Entries taken from a collection:

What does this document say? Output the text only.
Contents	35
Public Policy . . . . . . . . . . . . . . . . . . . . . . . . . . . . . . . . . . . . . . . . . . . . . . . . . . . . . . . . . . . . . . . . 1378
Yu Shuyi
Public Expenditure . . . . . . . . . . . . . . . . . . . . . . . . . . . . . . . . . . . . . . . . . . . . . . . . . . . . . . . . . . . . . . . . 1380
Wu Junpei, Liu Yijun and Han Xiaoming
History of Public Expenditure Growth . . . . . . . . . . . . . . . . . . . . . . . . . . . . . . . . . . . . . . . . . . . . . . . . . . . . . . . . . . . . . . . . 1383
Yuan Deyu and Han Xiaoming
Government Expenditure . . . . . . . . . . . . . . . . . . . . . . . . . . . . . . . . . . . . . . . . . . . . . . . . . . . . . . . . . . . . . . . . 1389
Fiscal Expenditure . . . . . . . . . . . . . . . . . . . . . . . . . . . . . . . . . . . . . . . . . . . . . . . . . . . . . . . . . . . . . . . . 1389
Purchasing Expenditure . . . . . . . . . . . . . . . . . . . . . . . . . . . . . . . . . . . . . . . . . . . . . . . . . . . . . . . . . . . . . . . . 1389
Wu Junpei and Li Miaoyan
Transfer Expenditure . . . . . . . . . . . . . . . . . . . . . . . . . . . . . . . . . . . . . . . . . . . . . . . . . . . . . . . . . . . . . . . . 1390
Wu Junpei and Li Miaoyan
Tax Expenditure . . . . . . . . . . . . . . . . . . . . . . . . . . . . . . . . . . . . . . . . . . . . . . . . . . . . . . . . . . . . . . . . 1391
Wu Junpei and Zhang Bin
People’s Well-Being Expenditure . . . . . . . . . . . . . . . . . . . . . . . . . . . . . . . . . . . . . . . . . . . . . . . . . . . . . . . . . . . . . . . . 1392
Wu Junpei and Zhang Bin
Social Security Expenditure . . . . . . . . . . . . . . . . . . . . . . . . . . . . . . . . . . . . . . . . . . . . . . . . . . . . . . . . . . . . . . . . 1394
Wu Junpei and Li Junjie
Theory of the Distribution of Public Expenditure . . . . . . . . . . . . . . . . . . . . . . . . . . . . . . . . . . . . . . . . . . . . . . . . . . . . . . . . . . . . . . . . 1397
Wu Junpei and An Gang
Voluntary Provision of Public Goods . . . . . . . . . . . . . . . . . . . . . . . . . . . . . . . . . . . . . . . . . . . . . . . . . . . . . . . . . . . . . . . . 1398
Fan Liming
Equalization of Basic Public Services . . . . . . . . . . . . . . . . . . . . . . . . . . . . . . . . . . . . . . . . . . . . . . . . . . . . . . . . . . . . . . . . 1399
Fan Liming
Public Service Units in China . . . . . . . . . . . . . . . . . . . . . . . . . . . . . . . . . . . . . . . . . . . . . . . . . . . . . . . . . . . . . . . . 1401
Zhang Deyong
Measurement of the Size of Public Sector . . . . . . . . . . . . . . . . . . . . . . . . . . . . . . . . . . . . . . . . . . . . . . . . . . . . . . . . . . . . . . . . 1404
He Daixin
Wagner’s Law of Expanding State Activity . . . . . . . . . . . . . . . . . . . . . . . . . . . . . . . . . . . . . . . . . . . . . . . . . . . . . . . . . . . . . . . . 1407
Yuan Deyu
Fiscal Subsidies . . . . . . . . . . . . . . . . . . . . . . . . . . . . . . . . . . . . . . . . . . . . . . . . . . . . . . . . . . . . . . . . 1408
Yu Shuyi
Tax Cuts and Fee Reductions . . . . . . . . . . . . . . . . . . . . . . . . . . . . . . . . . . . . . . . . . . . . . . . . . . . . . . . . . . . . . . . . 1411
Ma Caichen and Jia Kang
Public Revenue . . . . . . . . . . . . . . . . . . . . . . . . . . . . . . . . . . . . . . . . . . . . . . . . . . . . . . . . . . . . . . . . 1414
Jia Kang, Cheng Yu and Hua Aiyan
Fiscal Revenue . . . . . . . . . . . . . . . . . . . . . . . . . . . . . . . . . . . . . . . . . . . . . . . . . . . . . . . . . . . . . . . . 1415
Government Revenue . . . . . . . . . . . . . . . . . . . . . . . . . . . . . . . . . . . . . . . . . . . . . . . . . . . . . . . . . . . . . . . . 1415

**Set task**
Gather every line containing the word "Revenue" and copy it.

**Complete answer**
Public Revenue . . . . . . . . . . . . . . . . . . . . . . . . . . . . . . . . . . . . . . . . . . . . . . . . . . . . . . . . . . . . . . . . 1414
Fiscal Revenue . . . . . . . . . . . . . . . . . . . . . . . . . . . . . . . . . . . . . . . . . . . . . . . . . . . . . . . . . . . . . . . . 1415
Government Revenue . . . . . . . . . . . . . . . . . . . . . . . . . . . . . . . . . . . . . . . . . . . . . . . . . . . . . . . . . . . . . . . . 1415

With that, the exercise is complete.